:: Direction ::
Identify each line below that contains the word "grid", and copy it out.

== Information supplied

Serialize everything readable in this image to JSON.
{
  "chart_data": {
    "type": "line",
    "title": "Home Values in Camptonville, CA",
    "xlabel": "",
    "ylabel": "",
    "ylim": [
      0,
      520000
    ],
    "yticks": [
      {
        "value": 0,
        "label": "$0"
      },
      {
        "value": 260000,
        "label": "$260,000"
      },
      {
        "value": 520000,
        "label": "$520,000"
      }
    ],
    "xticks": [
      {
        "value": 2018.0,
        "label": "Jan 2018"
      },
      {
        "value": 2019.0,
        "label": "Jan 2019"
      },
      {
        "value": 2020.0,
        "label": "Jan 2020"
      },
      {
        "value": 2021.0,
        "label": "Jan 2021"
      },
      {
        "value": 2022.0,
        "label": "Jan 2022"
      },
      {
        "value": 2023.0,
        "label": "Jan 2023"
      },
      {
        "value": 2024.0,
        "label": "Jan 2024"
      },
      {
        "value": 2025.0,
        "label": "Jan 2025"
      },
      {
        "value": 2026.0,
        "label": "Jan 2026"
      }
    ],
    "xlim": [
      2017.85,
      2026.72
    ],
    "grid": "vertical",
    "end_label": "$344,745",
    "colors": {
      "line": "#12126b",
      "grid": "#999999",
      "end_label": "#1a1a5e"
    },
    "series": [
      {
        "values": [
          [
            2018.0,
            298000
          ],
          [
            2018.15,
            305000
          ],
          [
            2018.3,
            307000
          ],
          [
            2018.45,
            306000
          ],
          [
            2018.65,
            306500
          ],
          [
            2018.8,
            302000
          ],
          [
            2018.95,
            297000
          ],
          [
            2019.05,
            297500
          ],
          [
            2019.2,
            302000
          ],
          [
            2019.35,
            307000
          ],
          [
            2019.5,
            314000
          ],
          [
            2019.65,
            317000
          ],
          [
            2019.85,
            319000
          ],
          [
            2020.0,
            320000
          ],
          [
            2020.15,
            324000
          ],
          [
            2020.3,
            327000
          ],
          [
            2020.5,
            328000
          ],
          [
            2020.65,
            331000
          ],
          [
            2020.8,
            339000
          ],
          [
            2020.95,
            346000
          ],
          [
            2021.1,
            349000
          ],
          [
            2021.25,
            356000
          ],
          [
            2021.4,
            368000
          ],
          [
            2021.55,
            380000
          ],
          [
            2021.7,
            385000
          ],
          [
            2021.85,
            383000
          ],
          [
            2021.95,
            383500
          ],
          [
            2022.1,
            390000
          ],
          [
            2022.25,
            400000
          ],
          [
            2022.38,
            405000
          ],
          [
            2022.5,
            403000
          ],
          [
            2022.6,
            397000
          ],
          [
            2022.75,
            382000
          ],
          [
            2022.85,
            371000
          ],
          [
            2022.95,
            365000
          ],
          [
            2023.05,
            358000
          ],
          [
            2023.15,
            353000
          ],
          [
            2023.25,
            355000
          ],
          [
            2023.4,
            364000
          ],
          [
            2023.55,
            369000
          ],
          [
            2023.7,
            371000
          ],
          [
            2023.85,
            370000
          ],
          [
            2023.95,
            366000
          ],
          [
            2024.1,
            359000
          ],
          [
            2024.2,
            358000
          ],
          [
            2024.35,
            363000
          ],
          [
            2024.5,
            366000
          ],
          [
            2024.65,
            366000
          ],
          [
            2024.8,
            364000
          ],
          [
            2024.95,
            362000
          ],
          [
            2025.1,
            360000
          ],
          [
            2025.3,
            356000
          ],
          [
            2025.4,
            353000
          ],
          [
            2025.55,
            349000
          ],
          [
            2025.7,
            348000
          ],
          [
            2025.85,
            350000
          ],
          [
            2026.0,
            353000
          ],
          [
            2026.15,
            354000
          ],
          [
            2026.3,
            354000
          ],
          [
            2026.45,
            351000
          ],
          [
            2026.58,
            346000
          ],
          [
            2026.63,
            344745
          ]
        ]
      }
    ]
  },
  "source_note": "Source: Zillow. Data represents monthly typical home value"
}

====
== Information supplied

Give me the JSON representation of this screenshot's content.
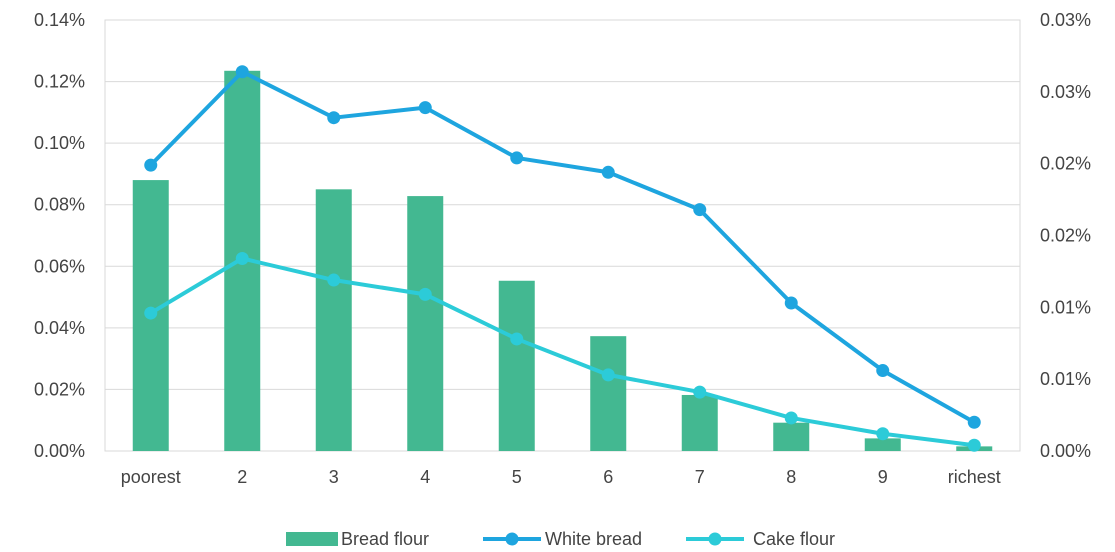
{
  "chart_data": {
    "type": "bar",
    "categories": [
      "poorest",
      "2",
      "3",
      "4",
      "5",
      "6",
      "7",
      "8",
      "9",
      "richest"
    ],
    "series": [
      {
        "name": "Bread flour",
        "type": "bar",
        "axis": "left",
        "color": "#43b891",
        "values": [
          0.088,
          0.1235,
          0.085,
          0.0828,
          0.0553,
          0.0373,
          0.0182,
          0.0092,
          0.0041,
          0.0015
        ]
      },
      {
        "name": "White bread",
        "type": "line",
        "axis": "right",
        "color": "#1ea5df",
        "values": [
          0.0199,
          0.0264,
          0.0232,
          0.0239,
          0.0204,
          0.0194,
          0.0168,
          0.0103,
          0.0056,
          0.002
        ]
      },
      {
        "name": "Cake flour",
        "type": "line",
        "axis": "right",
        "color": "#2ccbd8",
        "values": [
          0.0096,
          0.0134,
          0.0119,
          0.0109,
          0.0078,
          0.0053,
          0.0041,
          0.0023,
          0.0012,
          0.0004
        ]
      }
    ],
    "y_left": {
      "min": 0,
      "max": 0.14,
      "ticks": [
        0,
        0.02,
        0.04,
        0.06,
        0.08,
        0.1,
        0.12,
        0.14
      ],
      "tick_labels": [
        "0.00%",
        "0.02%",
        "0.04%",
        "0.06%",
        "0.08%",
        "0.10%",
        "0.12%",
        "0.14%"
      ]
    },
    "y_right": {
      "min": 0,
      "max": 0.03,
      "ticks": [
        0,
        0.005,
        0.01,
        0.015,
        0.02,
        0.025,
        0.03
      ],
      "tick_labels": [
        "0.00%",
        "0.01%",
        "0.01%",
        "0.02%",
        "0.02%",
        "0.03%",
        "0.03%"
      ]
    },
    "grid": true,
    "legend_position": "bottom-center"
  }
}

====

:: Answer to this task ::
    "grid": "vertical",
      "grid": "#999999",
    "grid": true,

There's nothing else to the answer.